[Collected data entries]
========================================

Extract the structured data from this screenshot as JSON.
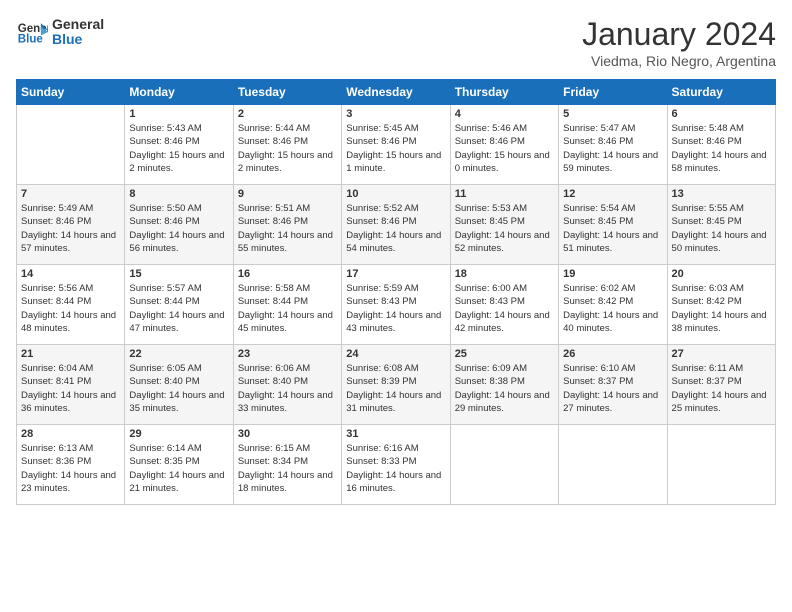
{
  "logo": {
    "line1": "General",
    "line2": "Blue"
  },
  "title": "January 2024",
  "location": "Viedma, Rio Negro, Argentina",
  "weekdays": [
    "Sunday",
    "Monday",
    "Tuesday",
    "Wednesday",
    "Thursday",
    "Friday",
    "Saturday"
  ],
  "weeks": [
    [
      {
        "day": "",
        "sunrise": "",
        "sunset": "",
        "daylight": ""
      },
      {
        "day": "1",
        "sunrise": "Sunrise: 5:43 AM",
        "sunset": "Sunset: 8:46 PM",
        "daylight": "Daylight: 15 hours and 2 minutes."
      },
      {
        "day": "2",
        "sunrise": "Sunrise: 5:44 AM",
        "sunset": "Sunset: 8:46 PM",
        "daylight": "Daylight: 15 hours and 2 minutes."
      },
      {
        "day": "3",
        "sunrise": "Sunrise: 5:45 AM",
        "sunset": "Sunset: 8:46 PM",
        "daylight": "Daylight: 15 hours and 1 minute."
      },
      {
        "day": "4",
        "sunrise": "Sunrise: 5:46 AM",
        "sunset": "Sunset: 8:46 PM",
        "daylight": "Daylight: 15 hours and 0 minutes."
      },
      {
        "day": "5",
        "sunrise": "Sunrise: 5:47 AM",
        "sunset": "Sunset: 8:46 PM",
        "daylight": "Daylight: 14 hours and 59 minutes."
      },
      {
        "day": "6",
        "sunrise": "Sunrise: 5:48 AM",
        "sunset": "Sunset: 8:46 PM",
        "daylight": "Daylight: 14 hours and 58 minutes."
      }
    ],
    [
      {
        "day": "7",
        "sunrise": "Sunrise: 5:49 AM",
        "sunset": "Sunset: 8:46 PM",
        "daylight": "Daylight: 14 hours and 57 minutes."
      },
      {
        "day": "8",
        "sunrise": "Sunrise: 5:50 AM",
        "sunset": "Sunset: 8:46 PM",
        "daylight": "Daylight: 14 hours and 56 minutes."
      },
      {
        "day": "9",
        "sunrise": "Sunrise: 5:51 AM",
        "sunset": "Sunset: 8:46 PM",
        "daylight": "Daylight: 14 hours and 55 minutes."
      },
      {
        "day": "10",
        "sunrise": "Sunrise: 5:52 AM",
        "sunset": "Sunset: 8:46 PM",
        "daylight": "Daylight: 14 hours and 54 minutes."
      },
      {
        "day": "11",
        "sunrise": "Sunrise: 5:53 AM",
        "sunset": "Sunset: 8:45 PM",
        "daylight": "Daylight: 14 hours and 52 minutes."
      },
      {
        "day": "12",
        "sunrise": "Sunrise: 5:54 AM",
        "sunset": "Sunset: 8:45 PM",
        "daylight": "Daylight: 14 hours and 51 minutes."
      },
      {
        "day": "13",
        "sunrise": "Sunrise: 5:55 AM",
        "sunset": "Sunset: 8:45 PM",
        "daylight": "Daylight: 14 hours and 50 minutes."
      }
    ],
    [
      {
        "day": "14",
        "sunrise": "Sunrise: 5:56 AM",
        "sunset": "Sunset: 8:44 PM",
        "daylight": "Daylight: 14 hours and 48 minutes."
      },
      {
        "day": "15",
        "sunrise": "Sunrise: 5:57 AM",
        "sunset": "Sunset: 8:44 PM",
        "daylight": "Daylight: 14 hours and 47 minutes."
      },
      {
        "day": "16",
        "sunrise": "Sunrise: 5:58 AM",
        "sunset": "Sunset: 8:44 PM",
        "daylight": "Daylight: 14 hours and 45 minutes."
      },
      {
        "day": "17",
        "sunrise": "Sunrise: 5:59 AM",
        "sunset": "Sunset: 8:43 PM",
        "daylight": "Daylight: 14 hours and 43 minutes."
      },
      {
        "day": "18",
        "sunrise": "Sunrise: 6:00 AM",
        "sunset": "Sunset: 8:43 PM",
        "daylight": "Daylight: 14 hours and 42 minutes."
      },
      {
        "day": "19",
        "sunrise": "Sunrise: 6:02 AM",
        "sunset": "Sunset: 8:42 PM",
        "daylight": "Daylight: 14 hours and 40 minutes."
      },
      {
        "day": "20",
        "sunrise": "Sunrise: 6:03 AM",
        "sunset": "Sunset: 8:42 PM",
        "daylight": "Daylight: 14 hours and 38 minutes."
      }
    ],
    [
      {
        "day": "21",
        "sunrise": "Sunrise: 6:04 AM",
        "sunset": "Sunset: 8:41 PM",
        "daylight": "Daylight: 14 hours and 36 minutes."
      },
      {
        "day": "22",
        "sunrise": "Sunrise: 6:05 AM",
        "sunset": "Sunset: 8:40 PM",
        "daylight": "Daylight: 14 hours and 35 minutes."
      },
      {
        "day": "23",
        "sunrise": "Sunrise: 6:06 AM",
        "sunset": "Sunset: 8:40 PM",
        "daylight": "Daylight: 14 hours and 33 minutes."
      },
      {
        "day": "24",
        "sunrise": "Sunrise: 6:08 AM",
        "sunset": "Sunset: 8:39 PM",
        "daylight": "Daylight: 14 hours and 31 minutes."
      },
      {
        "day": "25",
        "sunrise": "Sunrise: 6:09 AM",
        "sunset": "Sunset: 8:38 PM",
        "daylight": "Daylight: 14 hours and 29 minutes."
      },
      {
        "day": "26",
        "sunrise": "Sunrise: 6:10 AM",
        "sunset": "Sunset: 8:37 PM",
        "daylight": "Daylight: 14 hours and 27 minutes."
      },
      {
        "day": "27",
        "sunrise": "Sunrise: 6:11 AM",
        "sunset": "Sunset: 8:37 PM",
        "daylight": "Daylight: 14 hours and 25 minutes."
      }
    ],
    [
      {
        "day": "28",
        "sunrise": "Sunrise: 6:13 AM",
        "sunset": "Sunset: 8:36 PM",
        "daylight": "Daylight: 14 hours and 23 minutes."
      },
      {
        "day": "29",
        "sunrise": "Sunrise: 6:14 AM",
        "sunset": "Sunset: 8:35 PM",
        "daylight": "Daylight: 14 hours and 21 minutes."
      },
      {
        "day": "30",
        "sunrise": "Sunrise: 6:15 AM",
        "sunset": "Sunset: 8:34 PM",
        "daylight": "Daylight: 14 hours and 18 minutes."
      },
      {
        "day": "31",
        "sunrise": "Sunrise: 6:16 AM",
        "sunset": "Sunset: 8:33 PM",
        "daylight": "Daylight: 14 hours and 16 minutes."
      },
      {
        "day": "",
        "sunrise": "",
        "sunset": "",
        "daylight": ""
      },
      {
        "day": "",
        "sunrise": "",
        "sunset": "",
        "daylight": ""
      },
      {
        "day": "",
        "sunrise": "",
        "sunset": "",
        "daylight": ""
      }
    ]
  ]
}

========================================

Pictures in the records above are not copied; print everything else exactly.

_Response to this task_:
Extract the structured data from this screenshot as JSON.
{
  "logo": {
    "line1": "General",
    "line2": "Blue"
  },
  "title": "January 2024",
  "location": "Viedma, Rio Negro, Argentina",
  "weekdays": [
    "Sunday",
    "Monday",
    "Tuesday",
    "Wednesday",
    "Thursday",
    "Friday",
    "Saturday"
  ],
  "weeks": [
    [
      {
        "day": "",
        "sunrise": "",
        "sunset": "",
        "daylight": ""
      },
      {
        "day": "1",
        "sunrise": "Sunrise: 5:43 AM",
        "sunset": "Sunset: 8:46 PM",
        "daylight": "Daylight: 15 hours and 2 minutes."
      },
      {
        "day": "2",
        "sunrise": "Sunrise: 5:44 AM",
        "sunset": "Sunset: 8:46 PM",
        "daylight": "Daylight: 15 hours and 2 minutes."
      },
      {
        "day": "3",
        "sunrise": "Sunrise: 5:45 AM",
        "sunset": "Sunset: 8:46 PM",
        "daylight": "Daylight: 15 hours and 1 minute."
      },
      {
        "day": "4",
        "sunrise": "Sunrise: 5:46 AM",
        "sunset": "Sunset: 8:46 PM",
        "daylight": "Daylight: 15 hours and 0 minutes."
      },
      {
        "day": "5",
        "sunrise": "Sunrise: 5:47 AM",
        "sunset": "Sunset: 8:46 PM",
        "daylight": "Daylight: 14 hours and 59 minutes."
      },
      {
        "day": "6",
        "sunrise": "Sunrise: 5:48 AM",
        "sunset": "Sunset: 8:46 PM",
        "daylight": "Daylight: 14 hours and 58 minutes."
      }
    ],
    [
      {
        "day": "7",
        "sunrise": "Sunrise: 5:49 AM",
        "sunset": "Sunset: 8:46 PM",
        "daylight": "Daylight: 14 hours and 57 minutes."
      },
      {
        "day": "8",
        "sunrise": "Sunrise: 5:50 AM",
        "sunset": "Sunset: 8:46 PM",
        "daylight": "Daylight: 14 hours and 56 minutes."
      },
      {
        "day": "9",
        "sunrise": "Sunrise: 5:51 AM",
        "sunset": "Sunset: 8:46 PM",
        "daylight": "Daylight: 14 hours and 55 minutes."
      },
      {
        "day": "10",
        "sunrise": "Sunrise: 5:52 AM",
        "sunset": "Sunset: 8:46 PM",
        "daylight": "Daylight: 14 hours and 54 minutes."
      },
      {
        "day": "11",
        "sunrise": "Sunrise: 5:53 AM",
        "sunset": "Sunset: 8:45 PM",
        "daylight": "Daylight: 14 hours and 52 minutes."
      },
      {
        "day": "12",
        "sunrise": "Sunrise: 5:54 AM",
        "sunset": "Sunset: 8:45 PM",
        "daylight": "Daylight: 14 hours and 51 minutes."
      },
      {
        "day": "13",
        "sunrise": "Sunrise: 5:55 AM",
        "sunset": "Sunset: 8:45 PM",
        "daylight": "Daylight: 14 hours and 50 minutes."
      }
    ],
    [
      {
        "day": "14",
        "sunrise": "Sunrise: 5:56 AM",
        "sunset": "Sunset: 8:44 PM",
        "daylight": "Daylight: 14 hours and 48 minutes."
      },
      {
        "day": "15",
        "sunrise": "Sunrise: 5:57 AM",
        "sunset": "Sunset: 8:44 PM",
        "daylight": "Daylight: 14 hours and 47 minutes."
      },
      {
        "day": "16",
        "sunrise": "Sunrise: 5:58 AM",
        "sunset": "Sunset: 8:44 PM",
        "daylight": "Daylight: 14 hours and 45 minutes."
      },
      {
        "day": "17",
        "sunrise": "Sunrise: 5:59 AM",
        "sunset": "Sunset: 8:43 PM",
        "daylight": "Daylight: 14 hours and 43 minutes."
      },
      {
        "day": "18",
        "sunrise": "Sunrise: 6:00 AM",
        "sunset": "Sunset: 8:43 PM",
        "daylight": "Daylight: 14 hours and 42 minutes."
      },
      {
        "day": "19",
        "sunrise": "Sunrise: 6:02 AM",
        "sunset": "Sunset: 8:42 PM",
        "daylight": "Daylight: 14 hours and 40 minutes."
      },
      {
        "day": "20",
        "sunrise": "Sunrise: 6:03 AM",
        "sunset": "Sunset: 8:42 PM",
        "daylight": "Daylight: 14 hours and 38 minutes."
      }
    ],
    [
      {
        "day": "21",
        "sunrise": "Sunrise: 6:04 AM",
        "sunset": "Sunset: 8:41 PM",
        "daylight": "Daylight: 14 hours and 36 minutes."
      },
      {
        "day": "22",
        "sunrise": "Sunrise: 6:05 AM",
        "sunset": "Sunset: 8:40 PM",
        "daylight": "Daylight: 14 hours and 35 minutes."
      },
      {
        "day": "23",
        "sunrise": "Sunrise: 6:06 AM",
        "sunset": "Sunset: 8:40 PM",
        "daylight": "Daylight: 14 hours and 33 minutes."
      },
      {
        "day": "24",
        "sunrise": "Sunrise: 6:08 AM",
        "sunset": "Sunset: 8:39 PM",
        "daylight": "Daylight: 14 hours and 31 minutes."
      },
      {
        "day": "25",
        "sunrise": "Sunrise: 6:09 AM",
        "sunset": "Sunset: 8:38 PM",
        "daylight": "Daylight: 14 hours and 29 minutes."
      },
      {
        "day": "26",
        "sunrise": "Sunrise: 6:10 AM",
        "sunset": "Sunset: 8:37 PM",
        "daylight": "Daylight: 14 hours and 27 minutes."
      },
      {
        "day": "27",
        "sunrise": "Sunrise: 6:11 AM",
        "sunset": "Sunset: 8:37 PM",
        "daylight": "Daylight: 14 hours and 25 minutes."
      }
    ],
    [
      {
        "day": "28",
        "sunrise": "Sunrise: 6:13 AM",
        "sunset": "Sunset: 8:36 PM",
        "daylight": "Daylight: 14 hours and 23 minutes."
      },
      {
        "day": "29",
        "sunrise": "Sunrise: 6:14 AM",
        "sunset": "Sunset: 8:35 PM",
        "daylight": "Daylight: 14 hours and 21 minutes."
      },
      {
        "day": "30",
        "sunrise": "Sunrise: 6:15 AM",
        "sunset": "Sunset: 8:34 PM",
        "daylight": "Daylight: 14 hours and 18 minutes."
      },
      {
        "day": "31",
        "sunrise": "Sunrise: 6:16 AM",
        "sunset": "Sunset: 8:33 PM",
        "daylight": "Daylight: 14 hours and 16 minutes."
      },
      {
        "day": "",
        "sunrise": "",
        "sunset": "",
        "daylight": ""
      },
      {
        "day": "",
        "sunrise": "",
        "sunset": "",
        "daylight": ""
      },
      {
        "day": "",
        "sunrise": "",
        "sunset": "",
        "daylight": ""
      }
    ]
  ]
}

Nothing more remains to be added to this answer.